• **Task to complete**
Render the following material again verbatim, leaving nothing out.
═════ Dataset records ═════
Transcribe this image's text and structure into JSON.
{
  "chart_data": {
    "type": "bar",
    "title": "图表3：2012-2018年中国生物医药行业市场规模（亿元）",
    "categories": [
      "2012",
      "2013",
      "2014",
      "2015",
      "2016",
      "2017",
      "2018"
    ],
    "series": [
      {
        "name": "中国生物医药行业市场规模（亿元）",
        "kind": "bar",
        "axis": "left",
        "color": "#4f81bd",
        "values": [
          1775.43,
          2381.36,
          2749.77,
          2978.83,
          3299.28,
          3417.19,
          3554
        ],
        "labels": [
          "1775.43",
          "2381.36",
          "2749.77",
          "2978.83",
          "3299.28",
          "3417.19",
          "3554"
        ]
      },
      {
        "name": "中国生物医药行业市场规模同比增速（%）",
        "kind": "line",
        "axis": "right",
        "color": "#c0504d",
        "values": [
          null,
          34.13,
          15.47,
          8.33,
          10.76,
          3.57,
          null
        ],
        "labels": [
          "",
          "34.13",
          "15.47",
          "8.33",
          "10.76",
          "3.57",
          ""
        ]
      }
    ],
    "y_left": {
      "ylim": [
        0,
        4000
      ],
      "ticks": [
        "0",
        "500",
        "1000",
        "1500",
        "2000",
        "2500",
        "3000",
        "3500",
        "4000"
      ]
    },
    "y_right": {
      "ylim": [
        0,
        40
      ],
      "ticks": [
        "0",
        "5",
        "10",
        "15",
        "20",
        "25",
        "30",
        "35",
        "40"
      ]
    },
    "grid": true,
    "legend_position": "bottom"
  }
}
═════
• **Task result**
Transcribe this image's text and structure into JSON.
{
  "chart_data": {
    "type": "bar",
    "title": "图表3：2012-2018年中国生物医药行业市场规模（亿元）",
    "categories": [
      "2012",
      "2013",
      "2014",
      "2015",
      "2016",
      "2017",
      "2018"
    ],
    "series": [
      {
        "name": "中国生物医药行业市场规模（亿元）",
        "kind": "bar",
        "axis": "left",
        "color": "#4f81bd",
        "values": [
          1775.43,
          2381.36,
          2749.77,
          2978.83,
          3299.28,
          3417.19,
          3554
        ],
        "labels": [
          "1775.43",
          "2381.36",
          "2749.77",
          "2978.83",
          "3299.28",
          "3417.19",
          "3554"
        ]
      },
      {
        "name": "中国生物医药行业市场规模同比增速（%）",
        "kind": "line",
        "axis": "right",
        "color": "#c0504d",
        "values": [
          null,
          34.13,
          15.47,
          8.33,
          10.76,
          3.57,
          null
        ],
        "labels": [
          "",
          "34.13",
          "15.47",
          "8.33",
          "10.76",
          "3.57",
          ""
        ]
      }
    ],
    "y_left": {
      "ylim": [
        0,
        4000
      ],
      "ticks": [
        "0",
        "500",
        "1000",
        "1500",
        "2000",
        "2500",
        "3000",
        "3500",
        "4000"
      ]
    },
    "y_right": {
      "ylim": [
        0,
        40
      ],
      "ticks": [
        "0",
        "5",
        "10",
        "15",
        "20",
        "25",
        "30",
        "35",
        "40"
      ]
    },
    "grid": true,
    "legend_position": "bottom"
  }
}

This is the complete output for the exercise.